Your instructions:
Convert every line of the listing below into a Markdown table with the columns "No." and "Entry". Put the row number in "No." and the line itself in "Entry", and leave out blank lines.

Start

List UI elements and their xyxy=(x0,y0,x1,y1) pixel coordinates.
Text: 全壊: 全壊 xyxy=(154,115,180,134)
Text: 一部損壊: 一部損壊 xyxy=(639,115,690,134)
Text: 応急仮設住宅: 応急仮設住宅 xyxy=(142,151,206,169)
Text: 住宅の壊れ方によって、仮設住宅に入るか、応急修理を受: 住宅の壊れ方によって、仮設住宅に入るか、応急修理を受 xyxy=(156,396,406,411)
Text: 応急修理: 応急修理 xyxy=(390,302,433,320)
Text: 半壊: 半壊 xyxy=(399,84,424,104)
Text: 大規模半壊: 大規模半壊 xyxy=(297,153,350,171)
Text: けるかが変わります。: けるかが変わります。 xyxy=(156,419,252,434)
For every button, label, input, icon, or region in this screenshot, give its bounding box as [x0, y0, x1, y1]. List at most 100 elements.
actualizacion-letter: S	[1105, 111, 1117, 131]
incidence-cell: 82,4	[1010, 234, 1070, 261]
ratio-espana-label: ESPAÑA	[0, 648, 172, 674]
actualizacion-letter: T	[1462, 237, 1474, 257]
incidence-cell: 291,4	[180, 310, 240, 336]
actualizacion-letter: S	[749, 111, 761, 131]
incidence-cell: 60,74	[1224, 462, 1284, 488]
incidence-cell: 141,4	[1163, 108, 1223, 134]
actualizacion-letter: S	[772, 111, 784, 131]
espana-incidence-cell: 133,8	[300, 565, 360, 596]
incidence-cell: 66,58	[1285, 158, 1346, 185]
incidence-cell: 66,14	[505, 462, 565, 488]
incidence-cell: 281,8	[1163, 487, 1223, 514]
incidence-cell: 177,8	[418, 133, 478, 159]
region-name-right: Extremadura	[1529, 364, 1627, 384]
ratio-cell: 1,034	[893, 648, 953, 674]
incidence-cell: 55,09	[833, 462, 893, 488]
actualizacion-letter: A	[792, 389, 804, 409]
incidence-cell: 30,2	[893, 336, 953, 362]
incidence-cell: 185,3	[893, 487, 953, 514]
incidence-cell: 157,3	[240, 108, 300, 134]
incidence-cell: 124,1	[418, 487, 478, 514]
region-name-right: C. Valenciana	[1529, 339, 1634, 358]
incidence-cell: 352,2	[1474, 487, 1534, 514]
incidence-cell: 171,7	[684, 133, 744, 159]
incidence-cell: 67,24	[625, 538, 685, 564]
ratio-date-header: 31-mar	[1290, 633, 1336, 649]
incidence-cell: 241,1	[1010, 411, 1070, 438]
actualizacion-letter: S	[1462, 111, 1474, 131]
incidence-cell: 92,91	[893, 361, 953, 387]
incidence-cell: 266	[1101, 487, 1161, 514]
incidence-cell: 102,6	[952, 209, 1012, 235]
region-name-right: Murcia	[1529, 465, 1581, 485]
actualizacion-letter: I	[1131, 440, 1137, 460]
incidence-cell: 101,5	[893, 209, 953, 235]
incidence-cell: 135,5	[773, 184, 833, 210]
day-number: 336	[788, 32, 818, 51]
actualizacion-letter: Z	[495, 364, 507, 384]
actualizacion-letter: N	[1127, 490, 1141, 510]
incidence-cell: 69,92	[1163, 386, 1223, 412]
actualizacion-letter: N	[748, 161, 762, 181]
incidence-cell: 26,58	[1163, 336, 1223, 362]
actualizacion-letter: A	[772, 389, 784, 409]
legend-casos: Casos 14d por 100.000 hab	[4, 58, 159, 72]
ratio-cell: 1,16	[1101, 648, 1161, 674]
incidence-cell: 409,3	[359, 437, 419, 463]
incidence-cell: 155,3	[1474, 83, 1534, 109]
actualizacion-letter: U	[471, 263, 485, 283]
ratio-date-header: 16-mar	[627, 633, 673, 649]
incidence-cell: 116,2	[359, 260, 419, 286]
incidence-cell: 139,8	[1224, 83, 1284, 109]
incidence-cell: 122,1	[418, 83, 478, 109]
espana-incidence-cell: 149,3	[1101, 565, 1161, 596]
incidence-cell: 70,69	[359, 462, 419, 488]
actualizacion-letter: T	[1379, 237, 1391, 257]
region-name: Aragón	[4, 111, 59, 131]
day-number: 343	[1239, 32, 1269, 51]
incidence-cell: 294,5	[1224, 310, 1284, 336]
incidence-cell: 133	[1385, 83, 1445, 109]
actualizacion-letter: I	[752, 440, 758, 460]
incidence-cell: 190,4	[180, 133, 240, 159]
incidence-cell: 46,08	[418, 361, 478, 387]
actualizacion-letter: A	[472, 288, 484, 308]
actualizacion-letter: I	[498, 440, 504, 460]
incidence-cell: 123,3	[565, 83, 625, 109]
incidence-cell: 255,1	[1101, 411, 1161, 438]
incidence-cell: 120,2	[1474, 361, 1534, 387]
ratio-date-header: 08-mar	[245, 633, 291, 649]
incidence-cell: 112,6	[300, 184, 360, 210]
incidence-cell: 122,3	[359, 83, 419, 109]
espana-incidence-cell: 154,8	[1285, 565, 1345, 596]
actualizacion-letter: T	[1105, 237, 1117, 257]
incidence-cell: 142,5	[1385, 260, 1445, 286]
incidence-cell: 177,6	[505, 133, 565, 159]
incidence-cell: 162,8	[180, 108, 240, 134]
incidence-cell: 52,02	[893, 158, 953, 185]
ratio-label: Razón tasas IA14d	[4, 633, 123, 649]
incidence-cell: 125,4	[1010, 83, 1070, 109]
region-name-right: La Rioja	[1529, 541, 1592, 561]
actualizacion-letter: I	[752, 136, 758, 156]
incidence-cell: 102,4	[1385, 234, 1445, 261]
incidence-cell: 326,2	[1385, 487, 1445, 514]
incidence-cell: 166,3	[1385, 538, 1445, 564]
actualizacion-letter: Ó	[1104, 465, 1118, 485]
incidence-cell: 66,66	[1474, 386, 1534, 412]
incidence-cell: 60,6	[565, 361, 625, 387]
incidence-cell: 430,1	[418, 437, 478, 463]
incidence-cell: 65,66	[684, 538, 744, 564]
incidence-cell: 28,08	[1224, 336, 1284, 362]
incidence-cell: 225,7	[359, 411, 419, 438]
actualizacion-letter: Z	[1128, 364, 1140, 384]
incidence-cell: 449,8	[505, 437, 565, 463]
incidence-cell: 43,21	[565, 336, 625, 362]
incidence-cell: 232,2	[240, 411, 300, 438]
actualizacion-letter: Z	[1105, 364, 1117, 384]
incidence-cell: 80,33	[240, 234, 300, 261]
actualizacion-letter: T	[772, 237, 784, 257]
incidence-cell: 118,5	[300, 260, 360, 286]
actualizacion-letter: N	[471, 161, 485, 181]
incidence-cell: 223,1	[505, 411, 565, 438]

End

Exercise answer:
| No. | Entry |
|---|---|
| 1 | List UI elements and their xyxy=(x0,y0,x1,y1) pixel coordinates. |
| 2 | Text: 全壊: 全壊 xyxy=(154,115,180,134) |
| 3 | Text: 一部損壊: 一部損壊 xyxy=(639,115,690,134) |
| 4 | Text: 応急仮設住宅: 応急仮設住宅 xyxy=(142,151,206,169) |
| 5 | Text: 住宅の壊れ方によって、仮設住宅に入るか、応急修理を受: 住宅の壊れ方によって、仮設住宅に入るか、応急修理を受 xyxy=(156,396,406,411) |
| 6 | Text: 応急修理: 応急修理 xyxy=(390,302,433,320) |
| 7 | Text: 半壊: 半壊 xyxy=(399,84,424,104) |
| 8 | Text: 大規模半壊: 大規模半壊 xyxy=(297,153,350,171) |
| 9 | Text: けるかが変わります。: けるかが変わります。 xyxy=(156,419,252,434) |
| 10 | For every button, label, input, icon, or region in this screenshot, give its bounding box as [x0, y0, x1, y1]. List at most 100 elements. |
| 11 | actualizacion-letter: S	[1105, 111, 1117, 131] |
| 12 | incidence-cell: 82,4	[1010, 234, 1070, 261] |
| 13 | ratio-espana-label: ESPAÑA	[0, 648, 172, 674] |
| 14 | actualizacion-letter: T	[1462, 237, 1474, 257] |
| 15 | incidence-cell: 291,4	[180, 310, 240, 336] |
| 16 | actualizacion-letter: S	[749, 111, 761, 131] |
| 17 | incidence-cell: 60,74	[1224, 462, 1284, 488] |
| 18 | incidence-cell: 141,4	[1163, 108, 1223, 134] |
| 19 | actualizacion-letter: S	[772, 111, 784, 131] |
| 20 | espana-incidence-cell: 133,8	[300, 565, 360, 596] |
| 21 | incidence-cell: 66,58	[1285, 158, 1346, 185] |
| 22 | incidence-cell: 66,14	[505, 462, 565, 488] |
| 23 | incidence-cell: 281,8	[1163, 487, 1223, 514] |
| 24 | incidence-cell: 177,8	[418, 133, 478, 159] |
| 25 | region-name-right: Extremadura	[1529, 364, 1627, 384] |
| 26 | ratio-cell: 1,034	[893, 648, 953, 674] |
| 27 | incidence-cell: 55,09	[833, 462, 893, 488] |
| 28 | actualizacion-letter: A	[792, 389, 804, 409] |
| 29 | incidence-cell: 30,2	[893, 336, 953, 362] |
| 30 | incidence-cell: 185,3	[893, 487, 953, 514] |
| 31 | incidence-cell: 157,3	[240, 108, 300, 134] |
| 32 | incidence-cell: 124,1	[418, 487, 478, 514] |
| 33 | region-name-right: C. Valenciana	[1529, 339, 1634, 358] |
| 34 | incidence-cell: 352,2	[1474, 487, 1534, 514] |
| 35 | incidence-cell: 171,7	[684, 133, 744, 159] |
| 36 | incidence-cell: 67,24	[625, 538, 685, 564] |
| 37 | ratio-date-header: 31-mar	[1290, 633, 1336, 649] |
| 38 | incidence-cell: 241,1	[1010, 411, 1070, 438] |
| 39 | actualizacion-letter: S	[1462, 111, 1474, 131] |
| 40 | incidence-cell: 92,91	[893, 361, 953, 387] |
| 41 | incidence-cell: 266	[1101, 487, 1161, 514] |
| 42 | incidence-cell: 102,6	[952, 209, 1012, 235] |
| 43 | region-name-right: Murcia	[1529, 465, 1581, 485] |
| 44 | actualizacion-letter: I	[1131, 440, 1137, 460] |
| 45 | incidence-cell: 101,5	[893, 209, 953, 235] |
| 46 | incidence-cell: 135,5	[773, 184, 833, 210] |
| 47 | day-number: 336	[788, 32, 818, 51] |
| 48 | actualizacion-letter: Z	[495, 364, 507, 384] |
| 49 | actualizacion-letter: N	[1127, 490, 1141, 510] |
| 50 | incidence-cell: 69,92	[1163, 386, 1223, 412] |
| 51 | actualizacion-letter: N	[748, 161, 762, 181] |
| 52 | incidence-cell: 26,58	[1163, 336, 1223, 362] |
| 53 | actualizacion-letter: A	[772, 389, 784, 409] |
| 54 | legend-casos: Casos 14d por 100.000 hab	[4, 58, 159, 72] |
| 55 | ratio-cell: 1,16	[1101, 648, 1161, 674] |
| 56 | incidence-cell: 409,3	[359, 437, 419, 463] |
| 57 | incidence-cell: 155,3	[1474, 83, 1534, 109] |
| 58 | actualizacion-letter: U	[471, 263, 485, 283] |
| 59 | ratio-date-header: 16-mar	[627, 633, 673, 649] |
| 60 | incidence-cell: 116,2	[359, 260, 419, 286] |
| 61 | incidence-cell: 139,8	[1224, 83, 1284, 109] |
| 62 | incidence-cell: 122,1	[418, 83, 478, 109] |
| 63 | espana-incidence-cell: 149,3	[1101, 565, 1161, 596] |
| 64 | incidence-cell: 70,69	[359, 462, 419, 488] |
| 65 | actualizacion-letter: T	[1379, 237, 1391, 257] |
| 66 | region-name: Aragón	[4, 111, 59, 131] |
| 67 | day-number: 343	[1239, 32, 1269, 51] |
| 68 | incidence-cell: 294,5	[1224, 310, 1284, 336] |
| 69 | incidence-cell: 133	[1385, 83, 1445, 109] |
| 70 | actualizacion-letter: I	[752, 440, 758, 460] |
| 71 | incidence-cell: 190,4	[180, 133, 240, 159] |
| 72 | incidence-cell: 46,08	[418, 361, 478, 387] |
| 73 | actualizacion-letter: A	[472, 288, 484, 308] |
| 74 | actualizacion-letter: I	[498, 440, 504, 460] |
| 75 | incidence-cell: 123,3	[565, 83, 625, 109] |
| 76 | incidence-cell: 255,1	[1101, 411, 1161, 438] |
| 77 | incidence-cell: 120,2	[1474, 361, 1534, 387] |
| 78 | ratio-date-header: 08-mar	[245, 633, 291, 649] |
| 79 | incidence-cell: 112,6	[300, 184, 360, 210] |
| 80 | incidence-cell: 122,3	[359, 83, 419, 109] |
| 81 | espana-incidence-cell: 154,8	[1285, 565, 1345, 596] |
| 82 | actualizacion-letter: T	[1105, 237, 1117, 257] |
| 83 | incidence-cell: 142,5	[1385, 260, 1445, 286] |
| 84 | incidence-cell: 177,6	[505, 133, 565, 159] |
| 85 | incidence-cell: 162,8	[180, 108, 240, 134] |
| 86 | incidence-cell: 52,02	[893, 158, 953, 185] |
| 87 | ratio-label: Razón tasas IA14d	[4, 633, 123, 649] |
| 88 | incidence-cell: 125,4	[1010, 83, 1070, 109] |
| 89 | region-name-right: La Rioja	[1529, 541, 1592, 561] |
| 90 | actualizacion-letter: I	[752, 136, 758, 156] |
| 91 | incidence-cell: 102,4	[1385, 234, 1445, 261] |
| 92 | incidence-cell: 326,2	[1385, 487, 1445, 514] |
| 93 | incidence-cell: 166,3	[1385, 538, 1445, 564] |
| 94 | actualizacion-letter: Ó	[1104, 465, 1118, 485] |
| 95 | incidence-cell: 66,66	[1474, 386, 1534, 412] |
| 96 | incidence-cell: 60,6	[565, 361, 625, 387] |
| 97 | incidence-cell: 430,1	[418, 437, 478, 463] |
| 98 | incidence-cell: 65,66	[684, 538, 744, 564] |
| 99 | incidence-cell: 28,08	[1224, 336, 1284, 362] |
| 100 | incidence-cell: 225,7	[359, 411, 419, 438] |
| 101 | actualizacion-letter: Z	[1128, 364, 1140, 384] |
| 102 | incidence-cell: 449,8	[505, 437, 565, 463] |
| 103 | incidence-cell: 43,21	[565, 336, 625, 362] |
| 104 | incidence-cell: 232,2	[240, 411, 300, 438] |
| 105 | actualizacion-letter: Z	[1105, 364, 1117, 384] |
| 106 | incidence-cell: 80,33	[240, 234, 300, 261] |
| 107 | actualizacion-letter: T	[772, 237, 784, 257] |
| 108 | incidence-cell: 118,5	[300, 260, 360, 286] |
| 109 | actualizacion-letter: N	[471, 161, 485, 181] |
| 110 | incidence-cell: 223,1	[505, 411, 565, 438] |